Sustainable concrete design is often evaluated using embodied-carbon metrics such as Global Warming Potential (GWP) and Environmental Product Declarations (EPDs). These tools improve transparency of environmental impacts related to material production, but they do not predict how a concrete element will perform over time. They do not predict whether a concrete element will provide the durability and serviceability required to extend design life and minimize maintenance costs. For engineers tasked with designing more sustainable concrete structures, those long-term outcomes are vital. 

A concrete element that cracks early or requires repeated maintenance or more extensive remediation can lose much of the environmental advantage suggested by its initial GWP or EPD values. Negative volume change, drying shrinkage cracking, moisture intrusion, deterioration, required repair materials, operational disruption and downtime all add cost and environmental burden over the life of a structure. These impacts are not captured by point-in-time GWP and EPD values. 

Sustainable design should be evaluated more broadly to encompass durability-based design. In addition to GWP and EPD data, dimensional stability, cracking potential, service life, constructability, and lifecycle cost must be considered. 

This article broadens the sustainability discussion beyond carbon metrics and provides insight on how Type K shrinkage-compensating cement concrete helps optimize sustainable designs that meet low GWP and EPD targets AND improve long-term performance, extend service life, reduce maintenance and prevent early deterioration. 

1. Sustainability Metrics Must Be Evaluated Relative to Design Life

The engineering community is under increasing pressure to reduce embodied carbon in concrete construction. Owners, agencies, green-building frameworks, and procurement teams increasingly rely on GWP data and product-specific EPDs to compare materials during design and specification. These tools are useful and necessary, but they can skew decision-making if they are treated as the primary measures of sustainable design. 

True sustainable design is inseparable from in-service performance. A structure that performs as intended for decades with limited maintenance during use, conserves raw materials, reduces replacement frequency, and prevents the environmental impacts associated with remediation delivers optimized sustainable design.  Otherwise, the cumulative effects of repair, maintenance, remediation or early asset replacement often offset or exceed initial embodied-carbon savings.

__What needs to be done__. Repeat everything in the passage on sustainable concrete design from "1. Sustainability Metrics" down to "of sustainable design.", word for word. The lines after this point aren't needed.

__Dataset extract__.
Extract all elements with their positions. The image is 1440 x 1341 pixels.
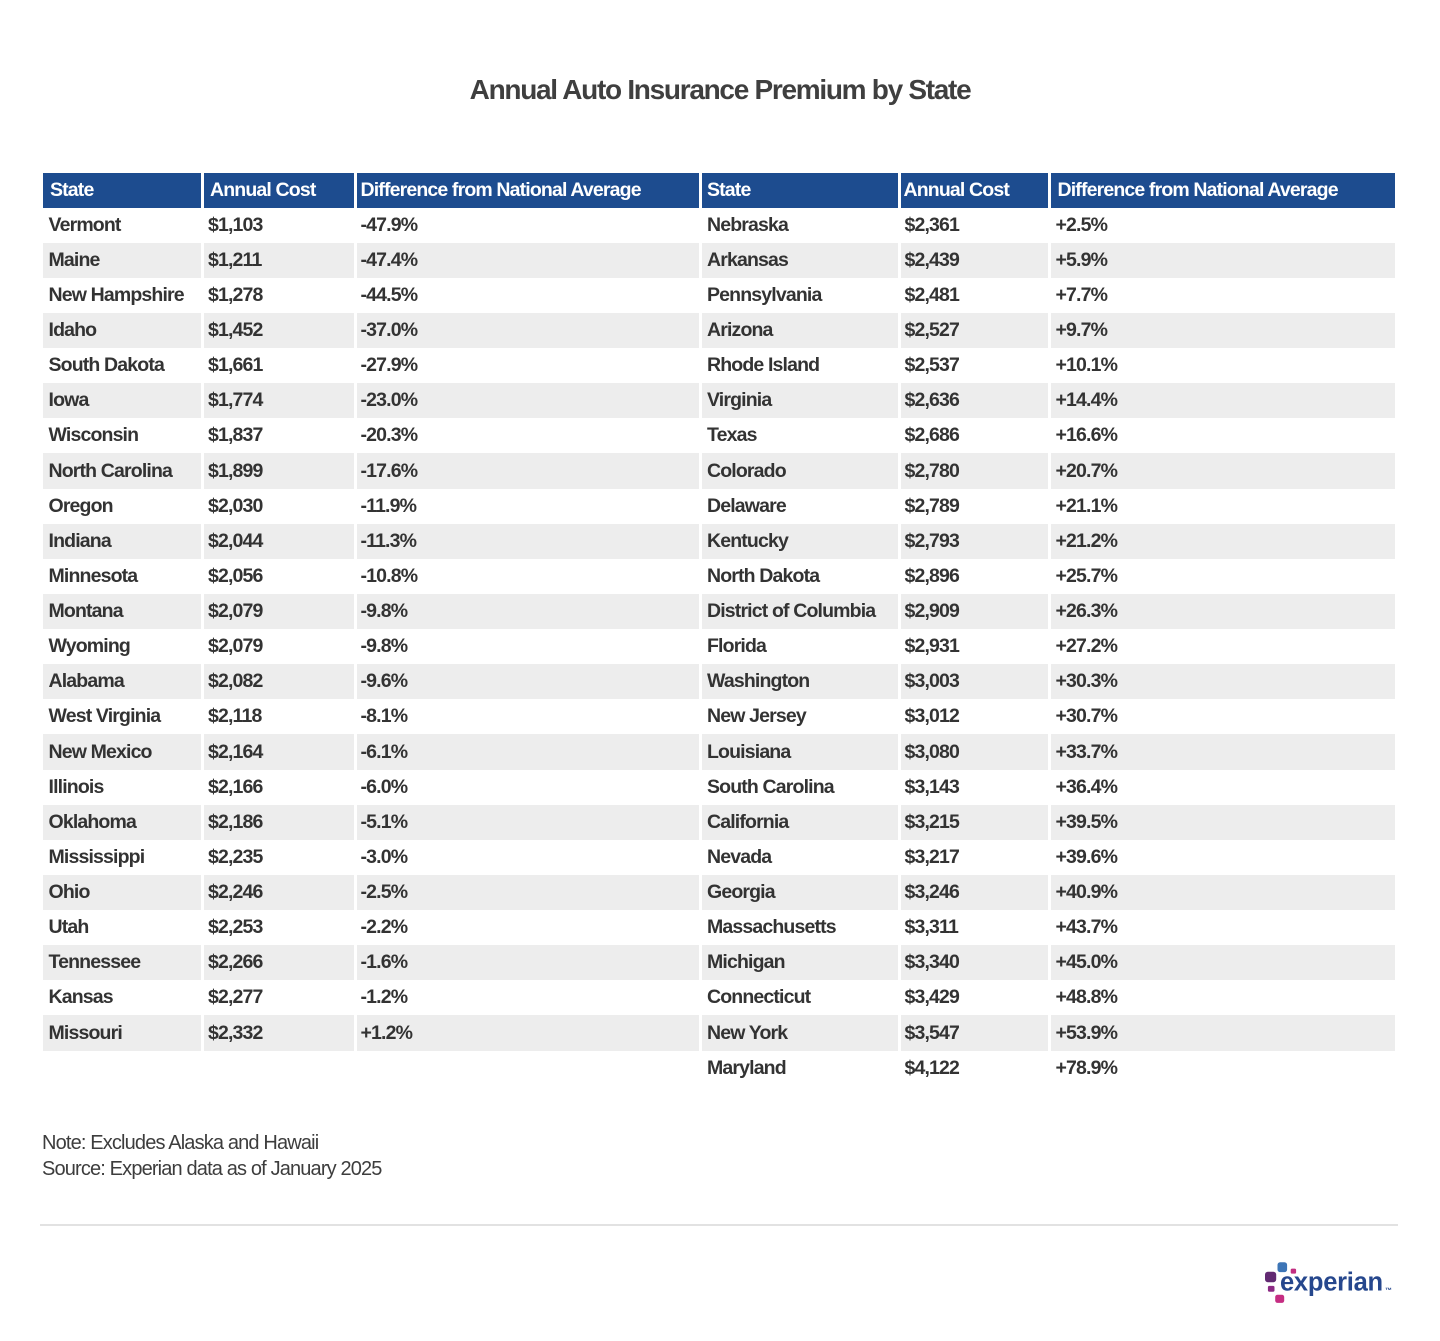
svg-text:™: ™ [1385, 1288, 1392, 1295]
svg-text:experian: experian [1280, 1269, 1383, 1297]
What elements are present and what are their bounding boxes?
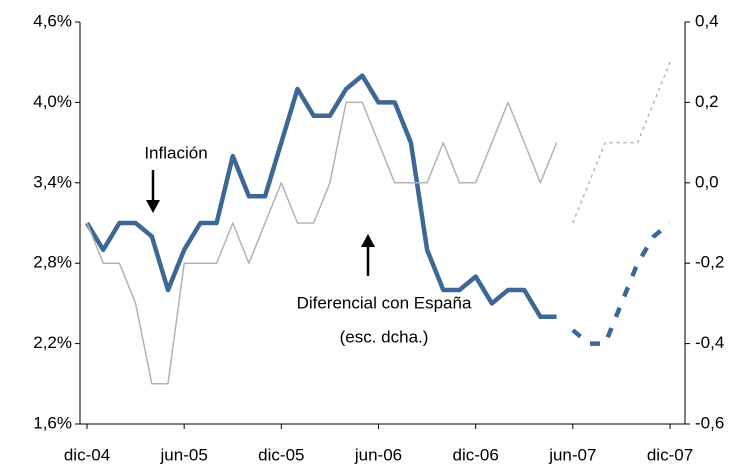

__Written response__.
1. Sustainability Metrics Must Be Evaluated Relative to Design Life

The engineering community is under increasing pressure to reduce embodied carbon in concrete construction. Owners, agencies, green-building frameworks, and procurement teams increasingly rely on GWP data and product-specific EPDs to compare materials during design and specification. These tools are useful and necessary, but they can skew decision-making if they are treated as the primary measures of sustainable design.